▸ Supplied text:
Jerry - it always worries me when you reply to my posts... I'm not clever enough! (and you usually have a good idea of the answer before hand) :-P I know you like to pose challenges - just look at your first question. :-) I have no idea what sort of resolution limit can be achieved, I suspect that there are a number of factors involved, many of which I cannot begin quantify. For this reason I like to stick to purely digital circuits, at low frequencies - especially when surrounded by people of far greater experience than myself. Thank you :-P Ben -- I'm not just a number. To many, I'm known as a String...

santosh nath wrote:
> > Hi all, > > I have two fundamental questions: > > Is there a theoretical limit for resolution like Shanon's capacity > theorem?
There is quantum noise limit on low end. Don't worry - it is very far from today's performance.
> On same CMOS technology which gives better resolution and speed DAC or > ADC- > I guess DAC? - Is there any intuitive/logical explanation for it?
Fast ADCs are "better" then fast DACs, because flash ADC settles faster then resistor - switch ladder. Vladimir Vassilevsky DSP and Mixed Signal Design Consultant http://www.abvolt.com
santosh.nath@ntlworld.com (santosh nath) wrote in message news:<6afd943a.0309090800.5499a0c3@posting.google.com>...

▸ Stored data:
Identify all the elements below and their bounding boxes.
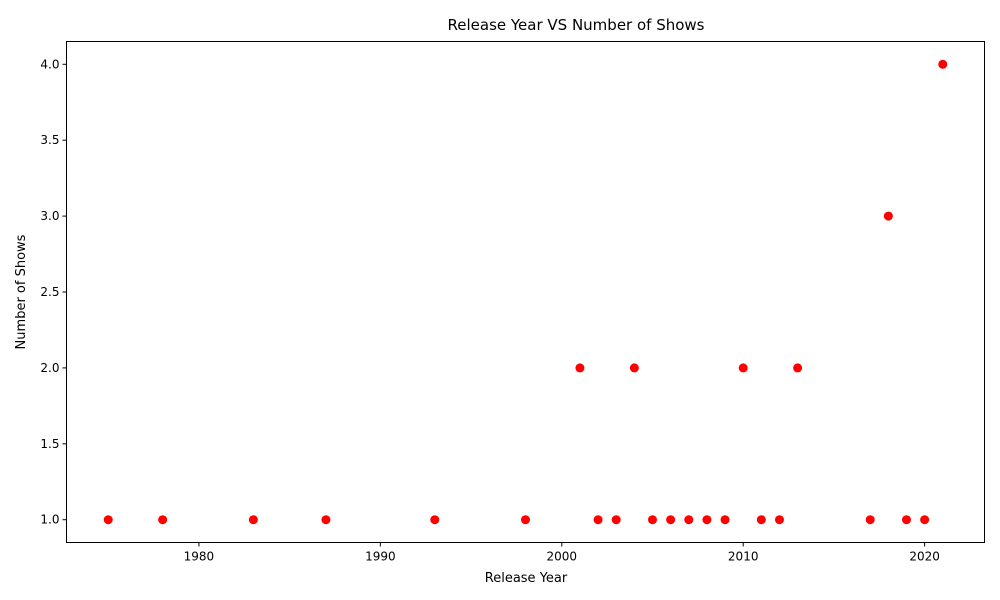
data-point [720,515,730,525]
y-tick-label: 3.5 [40,133,59,147]
y-tick-label: 3.0 [40,209,59,223]
data-point [793,363,803,373]
x-axis: 1980 1990 2000 2010 2020 [184,542,940,564]
data-point [865,515,875,525]
x-axis-label: Release Year [485,571,568,586]
y-tick-label: 2.0 [40,361,59,375]
data-point [774,515,784,525]
y-tick-label: 1.0 [40,513,59,527]
data-point [248,515,258,525]
data-point [684,515,694,525]
data-point [702,515,712,525]
data-point [756,515,766,525]
data-point [647,515,657,525]
x-tick-label: 2000 [547,550,578,564]
data-point [593,515,603,525]
data-point [666,515,676,525]
x-tick-label: 1990 [365,550,396,564]
x-tick-label: 1980 [184,550,215,564]
data-point [321,515,331,525]
data-point [629,363,639,373]
y-tick-label: 2.5 [40,285,59,299]
data-point [938,59,948,69]
data-point [430,515,440,525]
y-tick-label: 4.0 [40,57,59,71]
data-point [920,515,930,525]
y-axis-label: Number of Shows [14,234,29,349]
data-point [611,515,621,525]
y-axis: 1.0 1.5 2.0 2.5 3.0 3.5 4.0 [40,57,67,527]
y-tick-label: 1.5 [40,437,59,451]
data-point [575,363,585,373]
axes-frame [66,41,985,543]
x-tick-label: 2010 [728,550,759,564]
x-tick-label: 2020 [909,550,940,564]
chart-title: Release Year VS Number of Shows [448,16,705,34]
data-point [158,515,168,525]
data-point [738,363,748,373]
data-point [103,515,113,525]
plot-area [103,59,948,525]
data-point [901,515,911,525]
data-point [883,211,893,221]
data-point [521,515,530,525]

▸ Stated task 1: Retype everything in the ADC and DAC discussion from "There is quantum" down to "explanation for it?".
▸ Stated task 2: Please repeat every line of the entries word for word, leaving out the pictures.
The entries have nothing to do with the ADC and DAC discussion.

▸ Full answer 1:
There is quantum noise limit on low end. Don't worry - it is very far from today's performance.
> On same CMOS technology which gives better resolution and speed DAC or > ADC- > I guess DAC? - Is there any intuitive/logical explanation for it?

▸ Full answer 2:
Identify all the elements below and their bounding boxes.
data-point [720,515,730,525]
y-tick-label: 3.5 [40,133,59,147]
y-tick-label: 3.0 [40,209,59,223]
data-point [793,363,803,373]
x-axis: 1980 1990 2000 2010 2020 [184,542,940,564]
data-point [865,515,875,525]
x-axis-label: Release Year [485,571,568,586]
y-tick-label: 2.0 [40,361,59,375]
data-point [774,515,784,525]
y-tick-label: 1.0 [40,513,59,527]
data-point [248,515,258,525]
data-point [684,515,694,525]
data-point [702,515,712,525]
data-point [756,515,766,525]
data-point [647,515,657,525]
x-tick-label: 2000 [547,550,578,564]
data-point [593,515,603,525]
data-point [666,515,676,525]
x-tick-label: 1990 [365,550,396,564]
x-tick-label: 1980 [184,550,215,564]
data-point [321,515,331,525]
data-point [629,363,639,373]
y-tick-label: 2.5 [40,285,59,299]
data-point [938,59,948,69]
data-point [430,515,440,525]
y-tick-label: 4.0 [40,57,59,71]
data-point [920,515,930,525]
y-axis-label: Number of Shows [14,234,29,349]
data-point [611,515,621,525]
y-axis: 1.0 1.5 2.0 2.5 3.0 3.5 4.0 [40,57,67,527]
y-tick-label: 1.5 [40,437,59,451]
data-point [575,363,585,373]
axes-frame [66,41,985,543]
x-tick-label: 2010 [728,550,759,564]
x-tick-label: 2020 [909,550,940,564]
chart-title: Release Year VS Number of Shows [448,16,705,34]
data-point [158,515,168,525]
data-point [738,363,748,373]
data-point [103,515,113,525]
plot-area [103,59,948,525]
data-point [901,515,911,525]
data-point [883,211,893,221]
data-point [521,515,530,525]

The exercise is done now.